Given exercise
Drop the pictures and extract exactly the lines from the one that contains "What's the underlying" through the end of the material.

Input material
■ ■ ■

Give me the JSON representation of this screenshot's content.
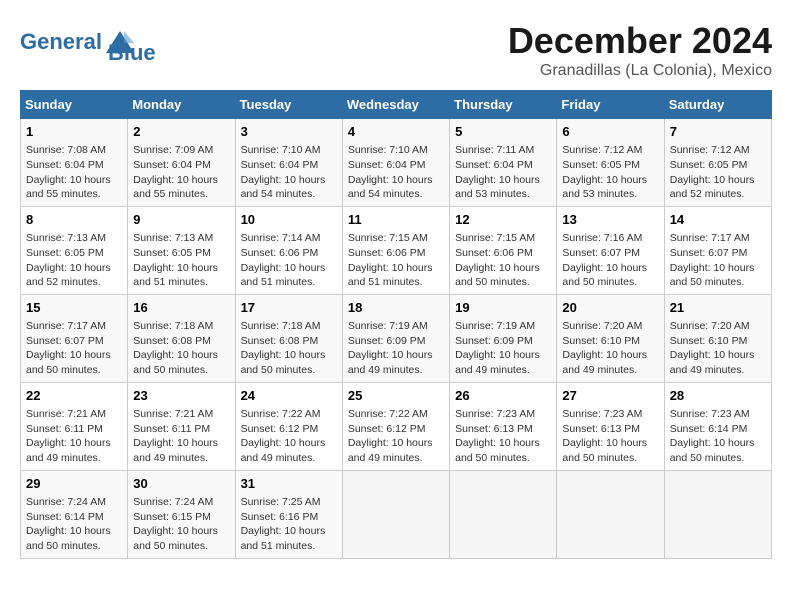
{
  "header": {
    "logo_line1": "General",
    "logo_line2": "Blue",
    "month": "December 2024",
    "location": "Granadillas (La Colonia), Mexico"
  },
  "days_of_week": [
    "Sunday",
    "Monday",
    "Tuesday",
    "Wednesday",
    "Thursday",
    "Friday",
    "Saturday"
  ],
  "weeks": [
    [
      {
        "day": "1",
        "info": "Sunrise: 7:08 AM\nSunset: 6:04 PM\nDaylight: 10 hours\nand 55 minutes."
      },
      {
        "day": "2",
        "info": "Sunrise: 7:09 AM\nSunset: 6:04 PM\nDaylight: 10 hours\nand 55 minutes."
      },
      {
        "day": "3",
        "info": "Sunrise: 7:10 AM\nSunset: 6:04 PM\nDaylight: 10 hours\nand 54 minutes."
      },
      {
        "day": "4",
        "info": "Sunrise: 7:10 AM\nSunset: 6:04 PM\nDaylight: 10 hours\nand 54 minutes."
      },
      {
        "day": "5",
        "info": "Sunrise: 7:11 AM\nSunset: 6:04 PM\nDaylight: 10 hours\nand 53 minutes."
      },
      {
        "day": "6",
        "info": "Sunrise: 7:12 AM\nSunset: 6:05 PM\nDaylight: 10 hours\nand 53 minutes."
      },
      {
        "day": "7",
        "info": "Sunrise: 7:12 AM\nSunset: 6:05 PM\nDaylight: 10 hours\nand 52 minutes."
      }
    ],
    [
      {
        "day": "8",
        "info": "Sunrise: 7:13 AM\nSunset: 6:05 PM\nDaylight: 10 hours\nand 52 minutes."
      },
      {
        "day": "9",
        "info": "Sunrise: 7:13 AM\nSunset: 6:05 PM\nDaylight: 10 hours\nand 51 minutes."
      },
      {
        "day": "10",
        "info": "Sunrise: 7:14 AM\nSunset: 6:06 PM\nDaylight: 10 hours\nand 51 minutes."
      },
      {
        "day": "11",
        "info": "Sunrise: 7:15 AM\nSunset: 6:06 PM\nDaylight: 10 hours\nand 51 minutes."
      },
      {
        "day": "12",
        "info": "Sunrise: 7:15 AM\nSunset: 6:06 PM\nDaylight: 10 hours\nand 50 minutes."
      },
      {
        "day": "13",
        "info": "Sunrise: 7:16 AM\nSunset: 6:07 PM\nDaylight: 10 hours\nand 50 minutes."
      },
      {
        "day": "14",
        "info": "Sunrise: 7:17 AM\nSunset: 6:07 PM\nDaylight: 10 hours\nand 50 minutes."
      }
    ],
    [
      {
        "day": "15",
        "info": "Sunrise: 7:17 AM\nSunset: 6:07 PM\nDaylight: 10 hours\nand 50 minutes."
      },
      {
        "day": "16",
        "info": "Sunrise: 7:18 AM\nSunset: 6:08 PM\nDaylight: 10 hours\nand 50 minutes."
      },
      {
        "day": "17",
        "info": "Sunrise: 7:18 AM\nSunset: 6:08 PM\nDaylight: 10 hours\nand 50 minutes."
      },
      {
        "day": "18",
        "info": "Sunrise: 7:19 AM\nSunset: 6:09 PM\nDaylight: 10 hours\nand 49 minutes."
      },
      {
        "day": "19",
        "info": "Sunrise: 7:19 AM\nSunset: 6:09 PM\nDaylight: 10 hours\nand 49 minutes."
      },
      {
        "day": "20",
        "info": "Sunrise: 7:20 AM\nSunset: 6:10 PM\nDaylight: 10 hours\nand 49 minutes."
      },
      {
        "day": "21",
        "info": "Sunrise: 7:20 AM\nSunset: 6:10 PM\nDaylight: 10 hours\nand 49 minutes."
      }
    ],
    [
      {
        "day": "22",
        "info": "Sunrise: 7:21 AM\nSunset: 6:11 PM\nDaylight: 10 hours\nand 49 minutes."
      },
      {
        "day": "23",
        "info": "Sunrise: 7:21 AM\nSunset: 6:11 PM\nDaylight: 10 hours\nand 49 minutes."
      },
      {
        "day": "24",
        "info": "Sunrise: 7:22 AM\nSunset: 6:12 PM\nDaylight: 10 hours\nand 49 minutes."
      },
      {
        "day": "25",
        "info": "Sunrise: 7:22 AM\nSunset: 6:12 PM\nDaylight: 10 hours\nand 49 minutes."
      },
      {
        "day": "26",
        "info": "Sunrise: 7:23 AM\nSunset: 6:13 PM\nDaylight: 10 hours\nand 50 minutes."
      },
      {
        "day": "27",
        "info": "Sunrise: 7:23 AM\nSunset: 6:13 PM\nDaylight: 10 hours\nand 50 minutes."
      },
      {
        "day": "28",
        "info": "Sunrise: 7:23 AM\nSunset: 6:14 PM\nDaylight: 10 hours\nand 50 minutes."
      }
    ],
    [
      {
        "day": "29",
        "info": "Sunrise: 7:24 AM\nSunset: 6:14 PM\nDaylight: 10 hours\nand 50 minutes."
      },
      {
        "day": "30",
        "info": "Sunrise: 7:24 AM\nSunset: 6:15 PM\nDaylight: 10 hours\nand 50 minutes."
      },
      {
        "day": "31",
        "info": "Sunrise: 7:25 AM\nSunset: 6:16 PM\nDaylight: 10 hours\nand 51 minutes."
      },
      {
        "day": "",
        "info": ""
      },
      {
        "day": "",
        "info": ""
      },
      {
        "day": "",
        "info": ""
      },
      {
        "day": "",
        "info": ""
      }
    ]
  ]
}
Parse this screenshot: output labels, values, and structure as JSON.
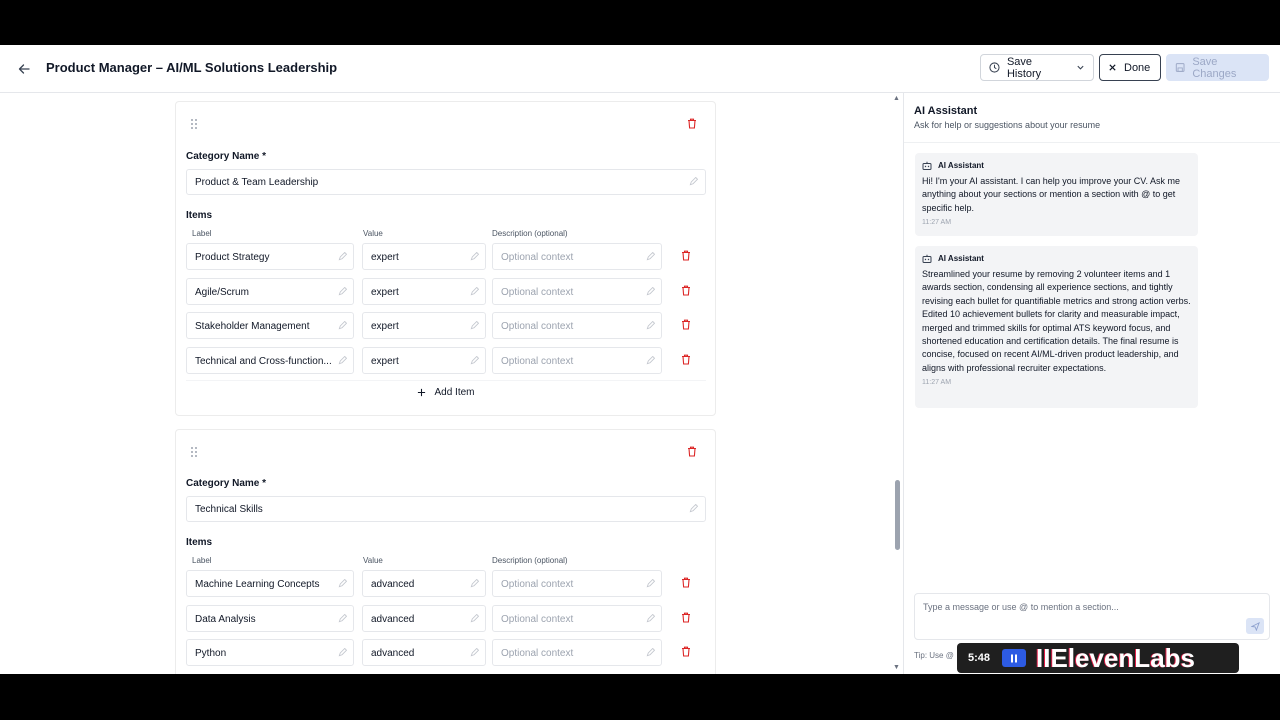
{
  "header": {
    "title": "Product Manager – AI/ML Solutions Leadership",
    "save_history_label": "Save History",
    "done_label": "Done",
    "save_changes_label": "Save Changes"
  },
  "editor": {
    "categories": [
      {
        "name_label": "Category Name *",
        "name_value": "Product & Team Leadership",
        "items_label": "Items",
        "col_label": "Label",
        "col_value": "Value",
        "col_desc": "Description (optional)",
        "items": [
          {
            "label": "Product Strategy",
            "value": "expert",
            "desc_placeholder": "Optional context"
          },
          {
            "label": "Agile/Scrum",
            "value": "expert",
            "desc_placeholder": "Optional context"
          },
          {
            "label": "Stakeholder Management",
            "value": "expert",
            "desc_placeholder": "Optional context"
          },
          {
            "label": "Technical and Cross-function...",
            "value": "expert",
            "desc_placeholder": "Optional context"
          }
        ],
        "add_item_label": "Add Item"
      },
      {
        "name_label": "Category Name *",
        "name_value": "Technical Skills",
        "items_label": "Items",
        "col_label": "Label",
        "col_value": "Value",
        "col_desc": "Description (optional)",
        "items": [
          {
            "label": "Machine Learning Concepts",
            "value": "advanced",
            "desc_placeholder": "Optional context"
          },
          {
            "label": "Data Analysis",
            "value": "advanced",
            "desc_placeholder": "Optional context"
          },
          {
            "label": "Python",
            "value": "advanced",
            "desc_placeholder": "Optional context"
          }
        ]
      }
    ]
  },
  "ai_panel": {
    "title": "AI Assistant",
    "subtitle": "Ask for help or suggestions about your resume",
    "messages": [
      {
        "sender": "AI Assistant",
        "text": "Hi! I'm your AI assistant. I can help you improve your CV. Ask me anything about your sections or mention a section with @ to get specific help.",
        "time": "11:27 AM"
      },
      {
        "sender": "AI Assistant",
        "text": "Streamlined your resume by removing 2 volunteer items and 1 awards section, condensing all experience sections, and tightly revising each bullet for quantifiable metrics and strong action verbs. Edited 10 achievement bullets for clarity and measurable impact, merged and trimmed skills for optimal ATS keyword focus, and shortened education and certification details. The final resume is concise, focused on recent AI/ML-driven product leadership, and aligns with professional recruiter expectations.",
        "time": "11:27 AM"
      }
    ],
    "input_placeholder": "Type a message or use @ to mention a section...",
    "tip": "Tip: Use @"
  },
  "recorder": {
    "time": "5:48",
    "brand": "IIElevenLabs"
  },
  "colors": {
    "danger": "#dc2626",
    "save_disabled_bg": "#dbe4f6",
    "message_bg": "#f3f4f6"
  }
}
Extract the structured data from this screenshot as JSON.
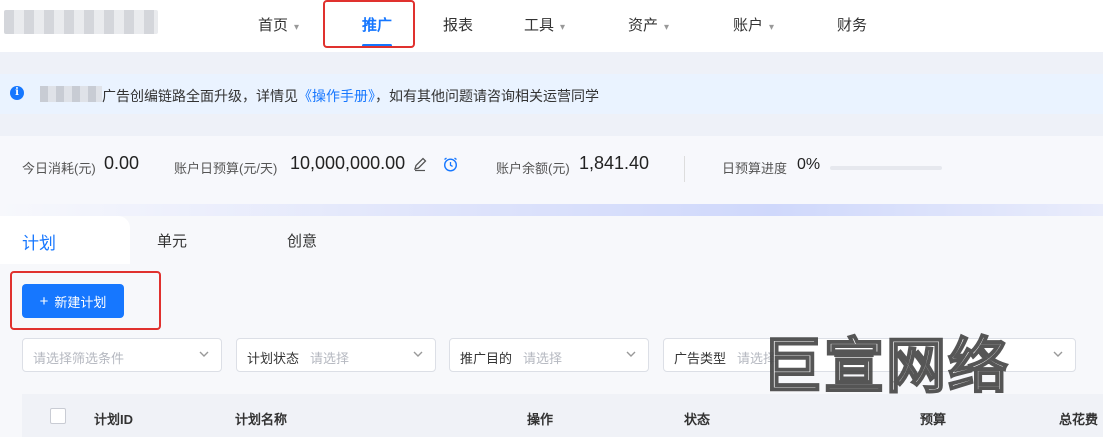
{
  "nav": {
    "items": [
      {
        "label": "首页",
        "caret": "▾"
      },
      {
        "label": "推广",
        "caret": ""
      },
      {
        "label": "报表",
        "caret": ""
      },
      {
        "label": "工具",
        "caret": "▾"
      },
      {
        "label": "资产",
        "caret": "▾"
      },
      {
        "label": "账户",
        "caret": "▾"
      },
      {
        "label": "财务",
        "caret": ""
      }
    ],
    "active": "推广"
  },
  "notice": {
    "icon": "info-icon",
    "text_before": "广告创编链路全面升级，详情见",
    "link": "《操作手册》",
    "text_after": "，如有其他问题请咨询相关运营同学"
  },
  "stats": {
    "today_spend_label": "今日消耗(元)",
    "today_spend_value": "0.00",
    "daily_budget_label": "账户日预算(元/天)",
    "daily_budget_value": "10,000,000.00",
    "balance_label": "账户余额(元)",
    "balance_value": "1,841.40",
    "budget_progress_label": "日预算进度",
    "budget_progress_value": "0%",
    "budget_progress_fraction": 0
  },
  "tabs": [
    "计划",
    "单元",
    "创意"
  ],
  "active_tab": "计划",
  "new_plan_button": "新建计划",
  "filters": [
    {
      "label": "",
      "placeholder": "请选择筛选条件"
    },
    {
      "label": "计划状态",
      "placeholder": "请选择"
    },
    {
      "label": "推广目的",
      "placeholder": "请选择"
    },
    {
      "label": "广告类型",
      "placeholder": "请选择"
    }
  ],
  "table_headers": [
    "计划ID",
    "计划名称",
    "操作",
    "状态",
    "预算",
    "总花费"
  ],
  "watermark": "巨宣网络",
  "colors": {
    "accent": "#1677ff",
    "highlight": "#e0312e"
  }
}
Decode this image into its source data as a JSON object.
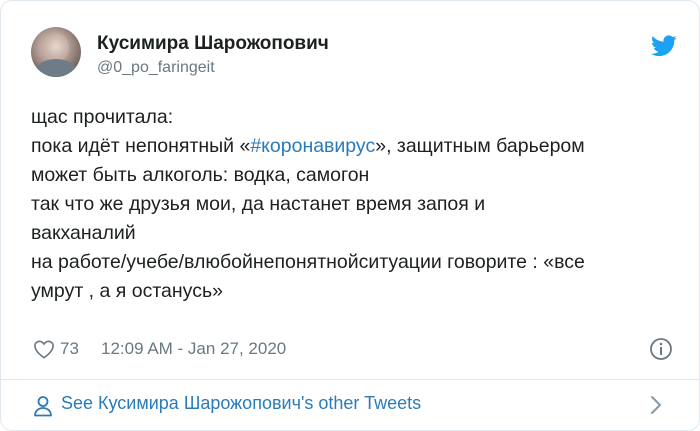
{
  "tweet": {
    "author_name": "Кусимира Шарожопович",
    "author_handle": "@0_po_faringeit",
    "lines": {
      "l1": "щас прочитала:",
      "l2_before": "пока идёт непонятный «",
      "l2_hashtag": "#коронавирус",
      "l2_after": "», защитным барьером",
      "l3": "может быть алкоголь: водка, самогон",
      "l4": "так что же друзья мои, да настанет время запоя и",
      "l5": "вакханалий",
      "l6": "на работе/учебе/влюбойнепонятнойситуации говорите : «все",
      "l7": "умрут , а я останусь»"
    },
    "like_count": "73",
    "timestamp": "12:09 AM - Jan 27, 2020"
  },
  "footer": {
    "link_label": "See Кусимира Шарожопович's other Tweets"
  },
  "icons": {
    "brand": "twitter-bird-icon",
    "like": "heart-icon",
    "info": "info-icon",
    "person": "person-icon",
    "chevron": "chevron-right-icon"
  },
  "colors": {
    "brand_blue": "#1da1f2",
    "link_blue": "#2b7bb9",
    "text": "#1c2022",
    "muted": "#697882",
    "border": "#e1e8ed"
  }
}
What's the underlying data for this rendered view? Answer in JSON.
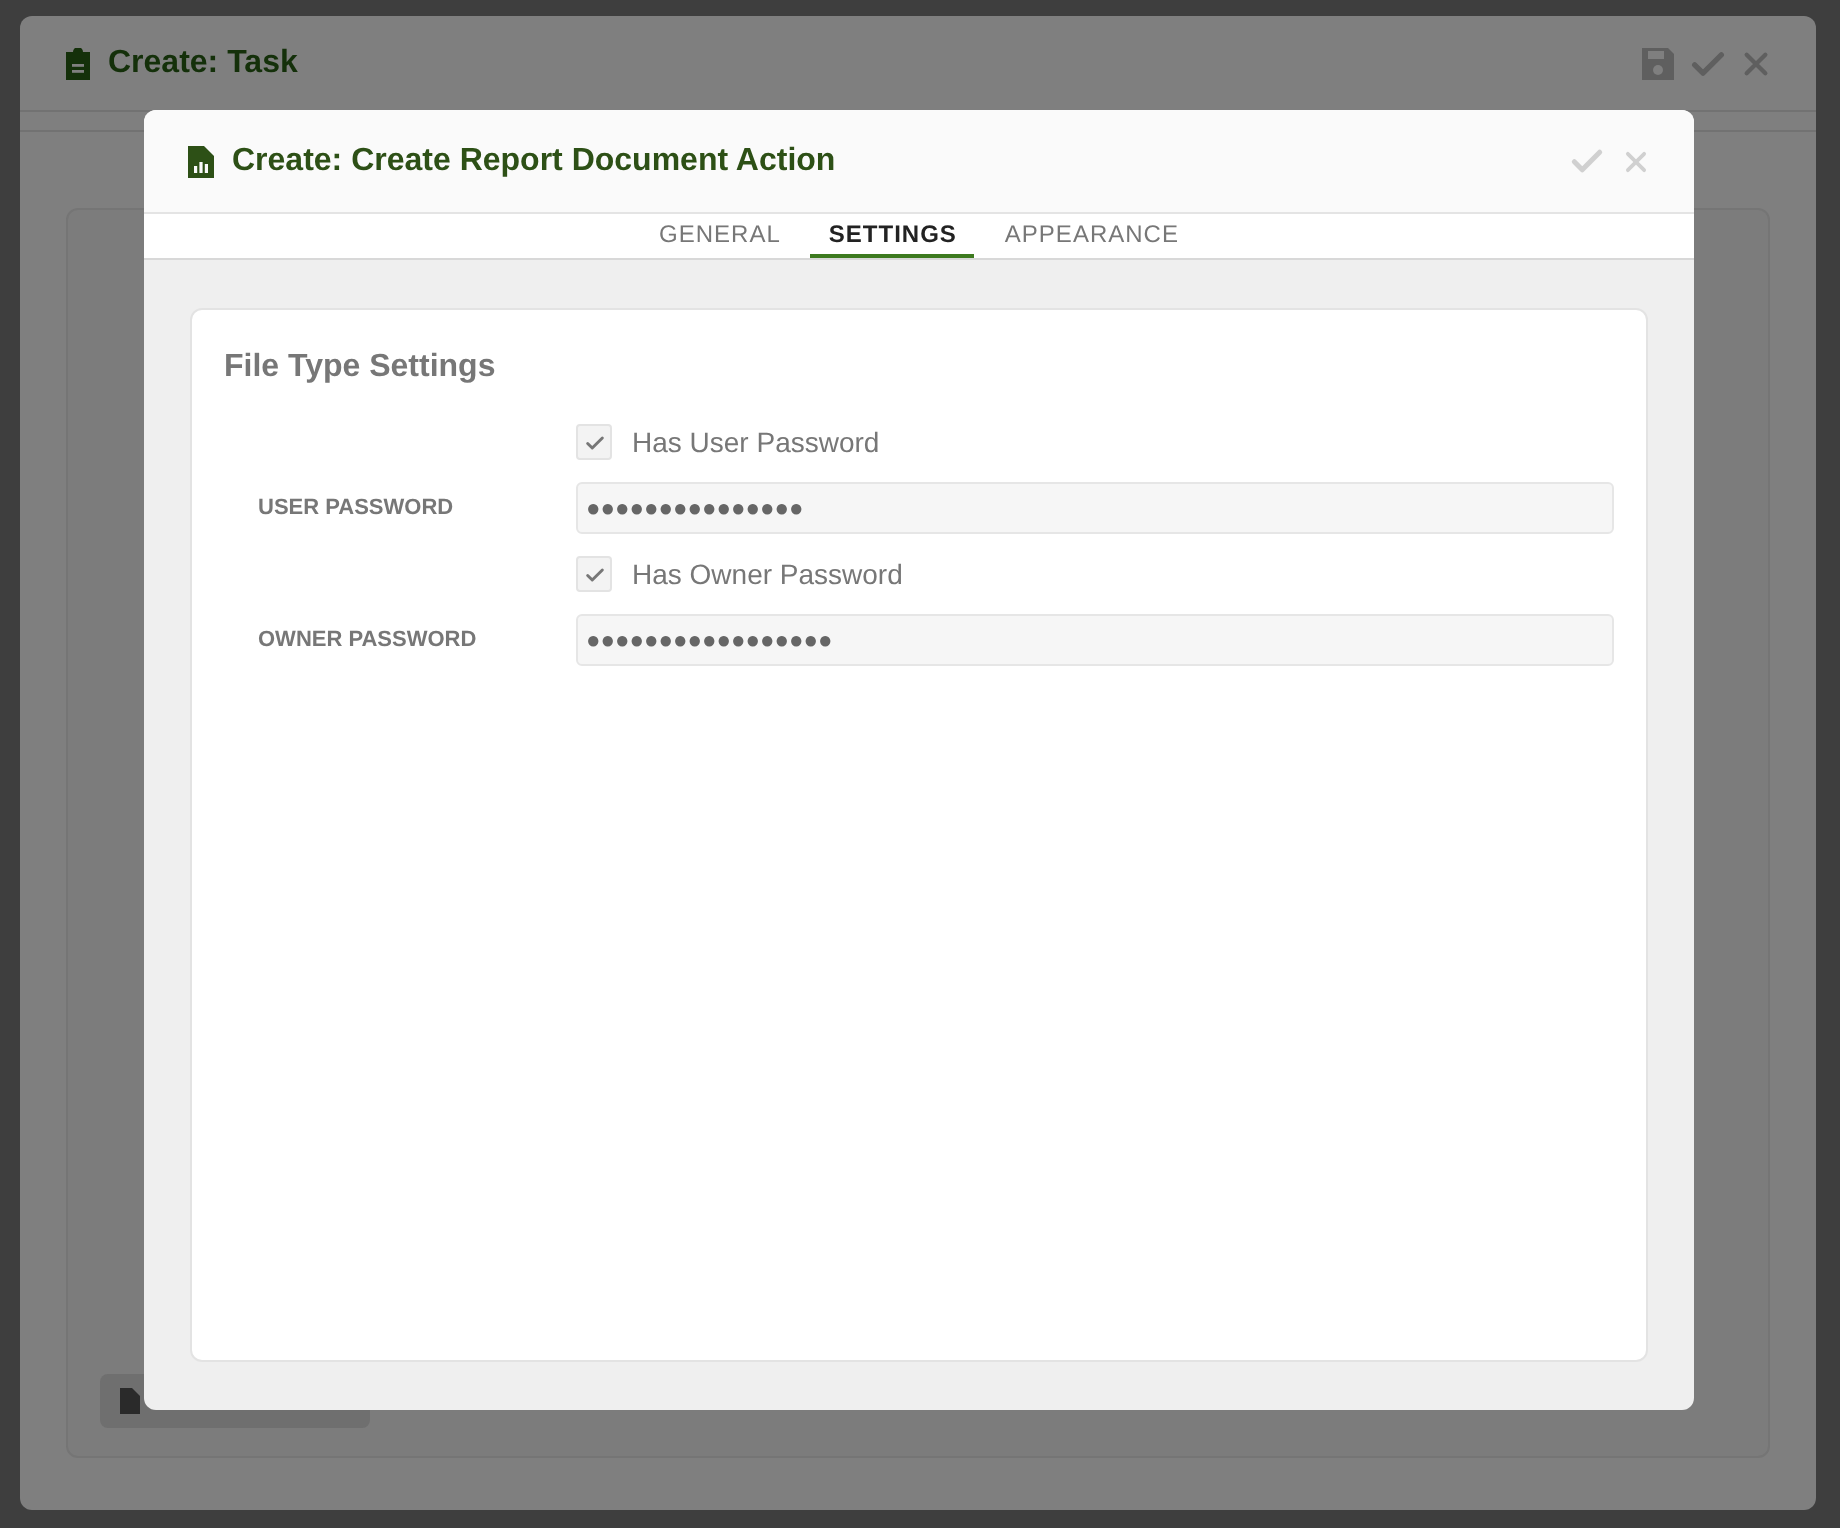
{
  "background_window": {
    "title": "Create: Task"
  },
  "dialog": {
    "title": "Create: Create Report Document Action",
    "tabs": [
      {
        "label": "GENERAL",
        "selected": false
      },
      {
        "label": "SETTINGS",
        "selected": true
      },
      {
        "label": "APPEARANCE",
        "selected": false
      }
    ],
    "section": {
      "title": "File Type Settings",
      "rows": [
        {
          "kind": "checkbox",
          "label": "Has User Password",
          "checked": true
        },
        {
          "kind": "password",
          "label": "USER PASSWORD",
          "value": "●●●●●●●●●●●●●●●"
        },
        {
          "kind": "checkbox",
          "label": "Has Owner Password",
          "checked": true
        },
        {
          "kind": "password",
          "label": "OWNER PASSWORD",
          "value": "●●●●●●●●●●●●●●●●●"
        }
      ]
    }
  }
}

■ ■ ■

Result of this task
What's the underlying data for this rendered view? Answer in JSON.
{
  "background_window": {
    "title": "Create: Task"
  },
  "dialog": {
    "title": "Create: Create Report Document Action",
    "tabs": [
      {
        "label": "GENERAL",
        "selected": false
      },
      {
        "label": "SETTINGS",
        "selected": true
      },
      {
        "label": "APPEARANCE",
        "selected": false
      }
    ],
    "section": {
      "title": "File Type Settings",
      "rows": [
        {
          "kind": "checkbox",
          "label": "Has User Password",
          "checked": true
        },
        {
          "kind": "password",
          "label": "USER PASSWORD",
          "value": "●●●●●●●●●●●●●●●"
        },
        {
          "kind": "checkbox",
          "label": "Has Owner Password",
          "checked": true
        },
        {
          "kind": "password",
          "label": "OWNER PASSWORD",
          "value": "●●●●●●●●●●●●●●●●●"
        }
      ]
    }
  }
}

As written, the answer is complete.